Produce an exact transcription of the listing below, omitting the pictures.
Start SUPPLIED DATA
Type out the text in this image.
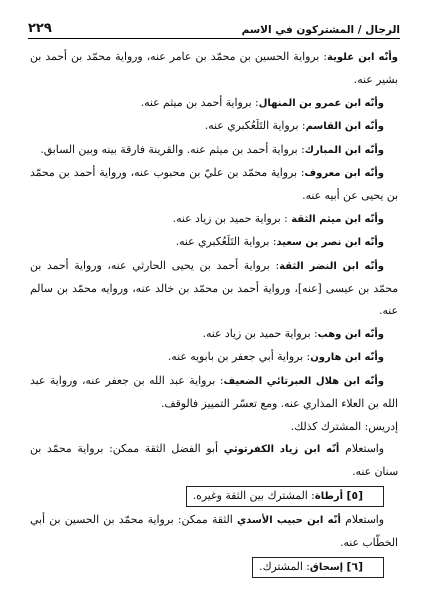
الرجال / المشتركون في الاسم
٢٢٩

وأنّه ابن علوية: برواية الحسين بن محمّد بن عامر عنه، ورواية محمّد بن أحمد بن بشير عنه.

وأنّه ابن عمرو بن المنهال: برواية أحمد بن ميثم عنه.

وأنّه ابن القاسم: برواية التَلَعُكبري عنه.

وأنّه ابن المبارك: برواية أحمد بن ميثم عنه. والقرينة فارقة بينه وبين السابق.

وأنّه ابن معروف: برواية محمّد بن عليّ بن محبوب عنه، ورواية أحمد بن محمّد بن يحيى عن أبيه عنه.

وأنّه ابن ميثم الثقة : برواية حميد بن زياد عنه.

وأنّه ابن نصر بن سعيد: برواية التَلَعُكبري عنه.

وأنّه ابن النضر الثقة: برواية أحمد بن يحيى الحارثي عنه، ورواية أحمد بن محمّد بن عيسى [عنه]، ورواية أحمد بن محمّد بن خالد عنه، وروايه محمّد بن سالم عنه.

وأنّه ابن وهب: برواية حميد بن زياد عنه.

وأنّه ابن هارون: برواية أبي جعفر بن بابويه عنه.

وأنّه ابن هلال العبرتائي الضعيف: برواية عبد الله بن جعفر عنه، ورواية عبد الله بن العلاء المذاري عنه. ومع تعسّر التمييز فالوقف.

إدريس: المشترك كذلك.

واستعلام أنّه ابن زياد الكفرتوثي أبو الفضل الثقة ممكن: برواية محمّد بن سنان عنه.

[٥] أرطاة: المشترك بين الثقة وغيره.

واستعلام أنّه ابن حبيب الأسدي الثقة ممكن: برواية محمّد بن الحسين بن أبي الخطّاب عنه.

[٦] إسحاق: المشترك.
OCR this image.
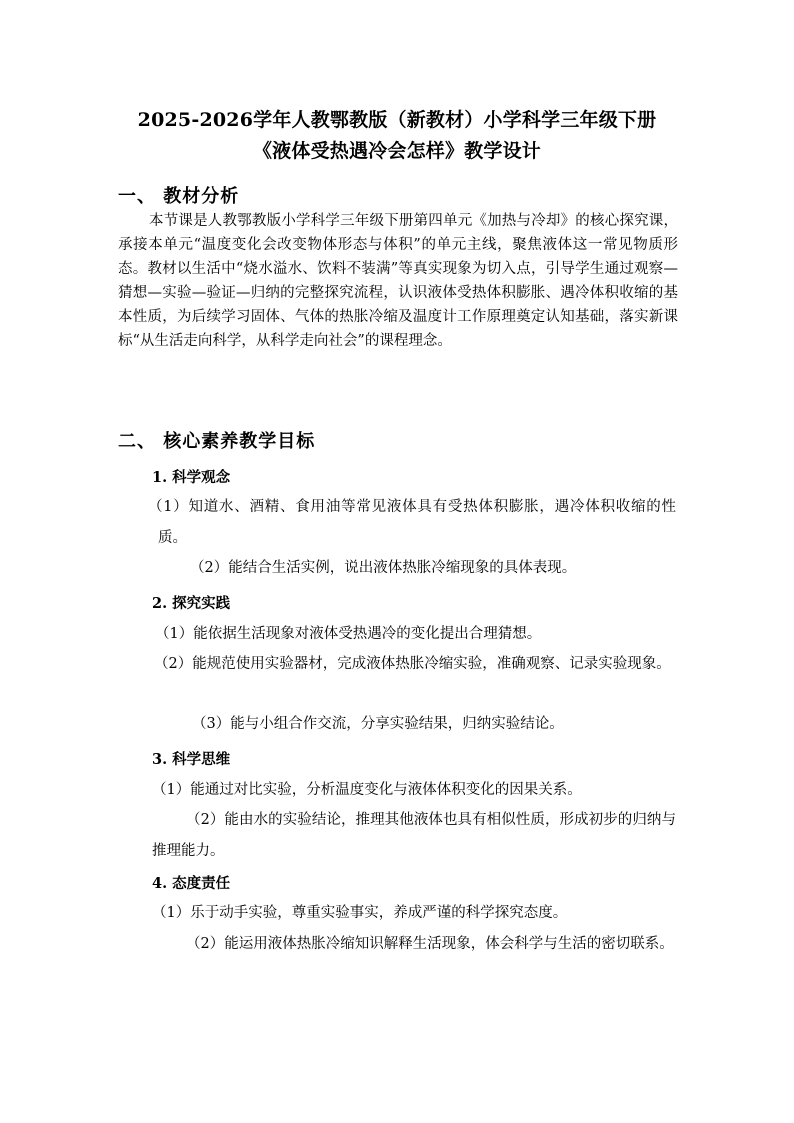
2025-2026学年人教鄂教版（新教材）小学科学三年级下册
《液体受热遇冷会怎样》教学设计
一、 教材分析
本节课是人教鄂教版小学科学三年级下册第四单元《加热与冷却》的核心探究课，承接本单元“温度变化会改变物体形态与体积”的单元主线，聚焦液体这一常见物质形态。教材以生活中“烧水溢水、饮料不装满”等真实现象为切入点，引导学生通过观察—猜想—实验—验证—归纳的完整探究流程，认识液体受热体积膨胀、遇冷体积收缩的基本性质，为后续学习固体、气体的热胀冷缩及温度计工作原理奠定认知基础，落实新课标“从生活走向科学，从科学走向社会”的课程理念。
二、 核心素养教学目标
1. 科学观念
（1）知道水、酒精、食用油等常见液体具有受热体积膨胀，遇冷体积收缩的性质。
（2）能结合生活实例，说出液体热胀冷缩现象的具体表现。
2. 探究实践
（1）能依据生活现象对液体受热遇冷的变化提出合理猜想。
（2）能规范使用实验器材，完成液体热胀冷缩实验，准确观察、记录实验现象。
（3）能与小组合作交流，分享实验结果，归纳实验结论。
3. 科学思维
（1）能通过对比实验，分析温度变化与液体体积变化的因果关系。
（2）能由水的实验结论，推理其他液体也具有相似性质，形成初步的归纳与推理能力。
4. 态度责任
（1）乐于动手实验，尊重实验事实，养成严谨的科学探究态度。
（2）能运用液体热胀冷缩知识解释生活现象，体会科学与生活的密切联系。
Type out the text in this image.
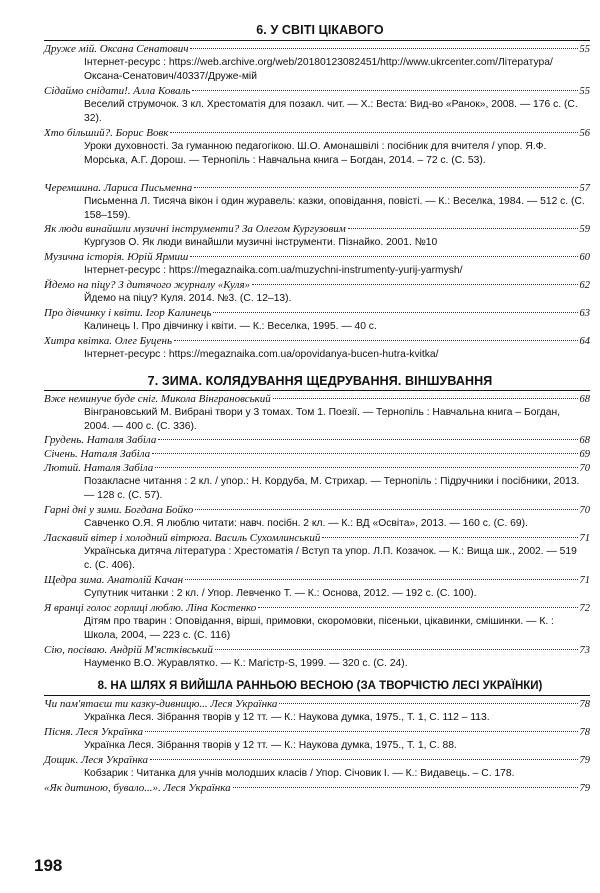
6. У СВІТІ ЦІКАВОГО
Друже мій. Оксана Сенатович	55
Інтернет-ресурс : https://web.archive.org/web/20180123082451/http://www.ukrcenter.com/Література/Оксана-Сенатович/40337/Друже-мій
Сідаймо снідати!. Алла Коваль	55
Веселий струмочок. 3 кл. Хрестоматія для позакл. чит. — Х.: Веста: Вид-во «Ранок», 2008. — 176 с. (С. 32).
Хто більший?. Борис Вовк	56
Уроки духовності. За гуманною педагогікою. Ш.О. Амонашвілі : посібник для вчителя / упор. Я.Ф. Морська, А.Г. Дорош. — Тернопіль : Навчальна книга – Богдан, 2014. – 72 с. (С. 53).
Черемшина. Лариса Письменна	57
Письменна Л. Тисяча вікон і один журавель: казки, оповідання, повісті. — К.: Веселка, 1984. — 512 с. (С. 158–159).
Як люди винайшли музичні інструменти? За Олегом Кургузовим	59
Кургузов О. Як люди винайшли музичні інструменти. Пізнайко. 2001. №10
Музична історія. Юрій Ярмиш	60
Інтернет-ресурс : https://megaznaika.com.ua/muzychni-instrumenty-yurij-yarmysh/
Йдемо на піцу? З дитячого журналу «Куля»	62
Йдемо на піцу? Куля. 2014. №3. (С. 12–13).
Про дівчинку і квіти. Ігор Калинець	63
Калинець І. Про дівчинку і квіти. — К.: Веселка, 1995. — 40 с.
Хитра квітка. Олег Буцень	64
Інтернет-ресурс : https://megaznaika.com.ua/opovidanya-bucen-hutra-kvitka/
7. ЗИМА. КОЛЯДУВАННЯ ЩЕДРУВАННЯ. ВІНШУВАННЯ
Вже неминуче буде сніг. Микола Вінграновський	68
Вінграновський М. Вибрані твори у 3 томах. Том 1. Поезії. — Тернопіль : Навчальна книга – Богдан, 2004. — 400 с. (С. 336).
Грудень. Наталя Забіла	68
Січень. Наталя Забіла	69
Лютий. Наталя Забіла	70
Позакласне читання : 2 кл. / упор.: Н. Кордуба, М. Стрихар. — Тернопіль : Підручники і посібники, 2013. — 128 с. (С. 57).
Гарні дні у зими. Богдана Бойко	70
Савченко О.Я. Я люблю читати: навч. посібн. 2 кл. — К.: ВД «Освіта», 2013. — 160 с. (С. 69).
Ласкавий вітер і холодний вітрюга. Василь Сухомлинський	71
Українська дитяча література : Хрестоматія / Вступ та упор. Л.П. Козачок. — К.: Вища шк., 2002. — 519 с. (С. 406).
Щедра зима. Анатолій Качан	71
Супутник читанки : 2 кл. / Упор. Левченко Т. — К.: Основа, 2012. — 192 с. (С. 100).
Я вранці голос горлиці люблю. Ліна Костенко	72
Дітям про тварин : Оповідання, вірші, примовки, скоромовки, пісеньки, цікавинки, смішинки. — К. : Школа, 2004, — 223 с. (С. 116)
Сію, посіваю. Андрій М'ястківський	73
Науменко В.О. Журавлятко. — К.: Магістр-S, 1999. — 320 с. (С. 24).
8. НА ШЛЯХ Я ВИЙШЛА РАННЬОЮ ВЕСНОЮ (ЗА ТВОРЧІСТЮ ЛЕСІ УКРАЇНКИ)
Чи пам'ятаєш ти казку-дивницю... Леся Українка	78
Українка Леся. Зібрання творів у 12 тт. — К.: Наукова думка, 1975., Т. 1, С. 112 – 113.
Пісня. Леся Українка	78
Українка Леся. Зібрання творів у 12 тт. — К.: Наукова думка, 1975., Т. 1, С. 88.
Дощик. Леся Українка	79
Кобзарик : Читанка для учнів молодших класів / Упор. Січовик І. — К.: Видавець. – С. 178.
«Як дитиною, бувало...». Леся Українка	79
198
End SUPPLIED DATA
TASK SOLUTION:
Type out the text in this image.
الرجال / المشتركون في الاسم
٢٢٩

وأنّه ابن علوية: برواية الحسين بن محمّد بن عامر عنه، ورواية محمّد بن أحمد بن بشير عنه.

وأنّه ابن عمرو بن المنهال: برواية أحمد بن ميثم عنه.

وأنّه ابن القاسم: برواية التَلَعُكبري عنه.

وأنّه ابن المبارك: برواية أحمد بن ميثم عنه. والقرينة فارقة بينه وبين السابق.

وأنّه ابن معروف: برواية محمّد بن عليّ بن محبوب عنه، ورواية أحمد بن محمّد بن يحيى عن أبيه عنه.

وأنّه ابن ميثم الثقة : برواية حميد بن زياد عنه.

وأنّه ابن نصر بن سعيد: برواية التَلَعُكبري عنه.

وأنّه ابن النضر الثقة: برواية أحمد بن يحيى الحارثي عنه، ورواية أحمد بن محمّد بن عيسى [عنه]، ورواية أحمد بن محمّد بن خالد عنه، وروايه محمّد بن سالم عنه.

وأنّه ابن وهب: برواية حميد بن زياد عنه.

وأنّه ابن هارون: برواية أبي جعفر بن بابويه عنه.

وأنّه ابن هلال العبرتائي الضعيف: برواية عبد الله بن جعفر عنه، ورواية عبد الله بن العلاء المذاري عنه. ومع تعسّر التمييز فالوقف.

إدريس: المشترك كذلك.

واستعلام أنّه ابن زياد الكفرتوثي أبو الفضل الثقة ممكن: برواية محمّد بن سنان عنه.

[٥] أرطاة: المشترك بين الثقة وغيره.

واستعلام أنّه ابن حبيب الأسدي الثقة ممكن: برواية محمّد بن الحسين بن أبي الخطّاب عنه.

[٦] إسحاق: المشترك.
OCR this image.
2025-2026学年人教鄂教版（新教材）小学科学三年级下册
《液体受热遇冷会怎样》教学设计
一、 教材分析
本节课是人教鄂教版小学科学三年级下册第四单元《加热与冷却》的核心探究课，承接本单元“温度变化会改变物体形态与体积”的单元主线，聚焦液体这一常见物质形态。教材以生活中“烧水溢水、饮料不装满”等真实现象为切入点，引导学生通过观察—猜想—实验—验证—归纳的完整探究流程，认识液体受热体积膨胀、遇冷体积收缩的基本性质，为后续学习固体、气体的热胀冷缩及温度计工作原理奠定认知基础，落实新课标“从生活走向科学，从科学走向社会”的课程理念。
二、 核心素养教学目标
1. 科学观念
（1）知道水、酒精、食用油等常见液体具有受热体积膨胀，遇冷体积收缩的性质。
（2）能结合生活实例，说出液体热胀冷缩现象的具体表现。
2. 探究实践
（1）能依据生活现象对液体受热遇冷的变化提出合理猜想。
（2）能规范使用实验器材，完成液体热胀冷缩实验，准确观察、记录实验现象。
（3）能与小组合作交流，分享实验结果，归纳实验结论。
3. 科学思维
（1）能通过对比实验，分析温度变化与液体体积变化的因果关系。
（2）能由水的实验结论，推理其他液体也具有相似性质，形成初步的归纳与推理能力。
4. 态度责任
（1）乐于动手实验，尊重实验事实，养成严谨的科学探究态度。
（2）能运用液体热胀冷缩知识解释生活现象，体会科学与生活的密切联系。
Type out the text in this image.
6. У СВІТІ ЦІКАВОГО
Друже мій. Оксана Сенатович	55
Інтернет-ресурс : https://web.archive.org/web/20180123082451/http://www.ukrcenter.com/Література/Оксана-Сенатович/40337/Друже-мій
Сідаймо снідати!. Алла Коваль	55
Веселий струмочок. 3 кл. Хрестоматія для позакл. чит. — Х.: Веста: Вид-во «Ранок», 2008. — 176 с. (С. 32).
Хто більший?. Борис Вовк	56
Уроки духовності. За гуманною педагогікою. Ш.О. Амонашвілі : посібник для вчителя / упор. Я.Ф. Морська, А.Г. Дорош. — Тернопіль : Навчальна книга – Богдан, 2014. – 72 с. (С. 53).
Черемшина. Лариса Письменна	57
Письменна Л. Тисяча вікон і один журавель: казки, оповідання, повісті. — К.: Веселка, 1984. — 512 с. (С. 158–159).
Як люди винайшли музичні інструменти? За Олегом Кургузовим	59
Кургузов О. Як люди винайшли музичні інструменти. Пізнайко. 2001. №10
Музична історія. Юрій Ярмиш	60
Інтернет-ресурс : https://megaznaika.com.ua/muzychni-instrumenty-yurij-yarmysh/
Йдемо на піцу? З дитячого журналу «Куля»	62
Йдемо на піцу? Куля. 2014. №3. (С. 12–13).
Про дівчинку і квіти. Ігор Калинець	63
Калинець І. Про дівчинку і квіти. — К.: Веселка, 1995. — 40 с.
Хитра квітка. Олег Буцень	64
Інтернет-ресурс : https://megaznaika.com.ua/opovidanya-bucen-hutra-kvitka/
7. ЗИМА. КОЛЯДУВАННЯ ЩЕДРУВАННЯ. ВІНШУВАННЯ
Вже неминуче буде сніг. Микола Вінграновський	68
Вінграновський М. Вибрані твори у 3 томах. Том 1. Поезії. — Тернопіль : Навчальна книга – Богдан, 2004. — 400 с. (С. 336).
Грудень. Наталя Забіла	68
Січень. Наталя Забіла	69
Лютий. Наталя Забіла	70
Позакласне читання : 2 кл. / упор.: Н. Кордуба, М. Стрихар. — Тернопіль : Підручники і посібники, 2013. — 128 с. (С. 57).
Гарні дні у зими. Богдана Бойко	70
Савченко О.Я. Я люблю читати: навч. посібн. 2 кл. — К.: ВД «Освіта», 2013. — 160 с. (С. 69).
Ласкавий вітер і холодний вітрюга. Василь Сухомлинський	71
Українська дитяча література : Хрестоматія / Вступ та упор. Л.П. Козачок. — К.: Вища шк., 2002. — 519 с. (С. 406).
Щедра зима. Анатолій Качан	71
Супутник читанки : 2 кл. / Упор. Левченко Т. — К.: Основа, 2012. — 192 с. (С. 100).
Я вранці голос горлиці люблю. Ліна Костенко	72
Дітям про тварин : Оповідання, вірші, примовки, скоромовки, пісеньки, цікавинки, смішинки. — К. : Школа, 2004, — 223 с. (С. 116)
Сію, посіваю. Андрій М'ястківський	73
Науменко В.О. Журавлятко. — К.: Магістр-S, 1999. — 320 с. (С. 24).
8. НА ШЛЯХ Я ВИЙШЛА РАННЬОЮ ВЕСНОЮ (ЗА ТВОРЧІСТЮ ЛЕСІ УКРАЇНКИ)
Чи пам'ятаєш ти казку-дивницю... Леся Українка	78
Українка Леся. Зібрання творів у 12 тт. — К.: Наукова думка, 1975., Т. 1, С. 112 – 113.
Пісня. Леся Українка	78
Українка Леся. Зібрання творів у 12 тт. — К.: Наукова думка, 1975., Т. 1, С. 88.
Дощик. Леся Українка	79
Кобзарик : Читанка для учнів молодших класів / Упор. Січовик І. — К.: Видавець. – С. 178.
«Як дитиною, бувало...». Леся Українка	79
198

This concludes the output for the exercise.